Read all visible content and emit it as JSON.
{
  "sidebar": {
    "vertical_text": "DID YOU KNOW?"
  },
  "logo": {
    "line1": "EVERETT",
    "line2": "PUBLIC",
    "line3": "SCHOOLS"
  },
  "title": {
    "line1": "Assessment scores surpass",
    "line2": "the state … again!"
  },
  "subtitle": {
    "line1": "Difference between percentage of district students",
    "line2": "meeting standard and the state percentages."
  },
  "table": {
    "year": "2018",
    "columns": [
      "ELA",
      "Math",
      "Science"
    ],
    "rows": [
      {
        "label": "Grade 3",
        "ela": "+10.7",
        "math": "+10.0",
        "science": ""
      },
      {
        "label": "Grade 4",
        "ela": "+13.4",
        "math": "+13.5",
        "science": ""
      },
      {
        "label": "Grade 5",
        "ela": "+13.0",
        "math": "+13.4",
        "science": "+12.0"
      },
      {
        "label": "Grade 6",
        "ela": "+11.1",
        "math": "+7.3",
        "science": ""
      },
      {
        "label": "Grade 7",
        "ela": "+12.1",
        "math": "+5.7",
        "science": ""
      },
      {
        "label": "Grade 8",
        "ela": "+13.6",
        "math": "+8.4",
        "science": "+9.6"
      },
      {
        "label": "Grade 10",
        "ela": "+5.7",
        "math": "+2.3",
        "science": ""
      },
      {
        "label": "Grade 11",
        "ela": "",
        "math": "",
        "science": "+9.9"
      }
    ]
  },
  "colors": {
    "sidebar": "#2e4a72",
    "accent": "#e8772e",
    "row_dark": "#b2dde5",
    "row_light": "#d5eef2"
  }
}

○ ○ ○ ○

§ **WHAT YOU SHOULD DO**
The records above must be output exactly, in full.

§ **FINISHED EXERCISE**
Read all visible content and emit it as JSON.
{
  "sidebar": {
    "vertical_text": "DID YOU KNOW?"
  },
  "logo": {
    "line1": "EVERETT",
    "line2": "PUBLIC",
    "line3": "SCHOOLS"
  },
  "title": {
    "line1": "Assessment scores surpass",
    "line2": "the state … again!"
  },
  "subtitle": {
    "line1": "Difference between percentage of district students",
    "line2": "meeting standard and the state percentages."
  },
  "table": {
    "year": "2018",
    "columns": [
      "ELA",
      "Math",
      "Science"
    ],
    "rows": [
      {
        "label": "Grade 3",
        "ela": "+10.7",
        "math": "+10.0",
        "science": ""
      },
      {
        "label": "Grade 4",
        "ela": "+13.4",
        "math": "+13.5",
        "science": ""
      },
      {
        "label": "Grade 5",
        "ela": "+13.0",
        "math": "+13.4",
        "science": "+12.0"
      },
      {
        "label": "Grade 6",
        "ela": "+11.1",
        "math": "+7.3",
        "science": ""
      },
      {
        "label": "Grade 7",
        "ela": "+12.1",
        "math": "+5.7",
        "science": ""
      },
      {
        "label": "Grade 8",
        "ela": "+13.6",
        "math": "+8.4",
        "science": "+9.6"
      },
      {
        "label": "Grade 10",
        "ela": "+5.7",
        "math": "+2.3",
        "science": ""
      },
      {
        "label": "Grade 11",
        "ela": "",
        "math": "",
        "science": "+9.9"
      }
    ]
  },
  "colors": {
    "sidebar": "#2e4a72",
    "accent": "#e8772e",
    "row_dark": "#b2dde5",
    "row_light": "#d5eef2"
  }
}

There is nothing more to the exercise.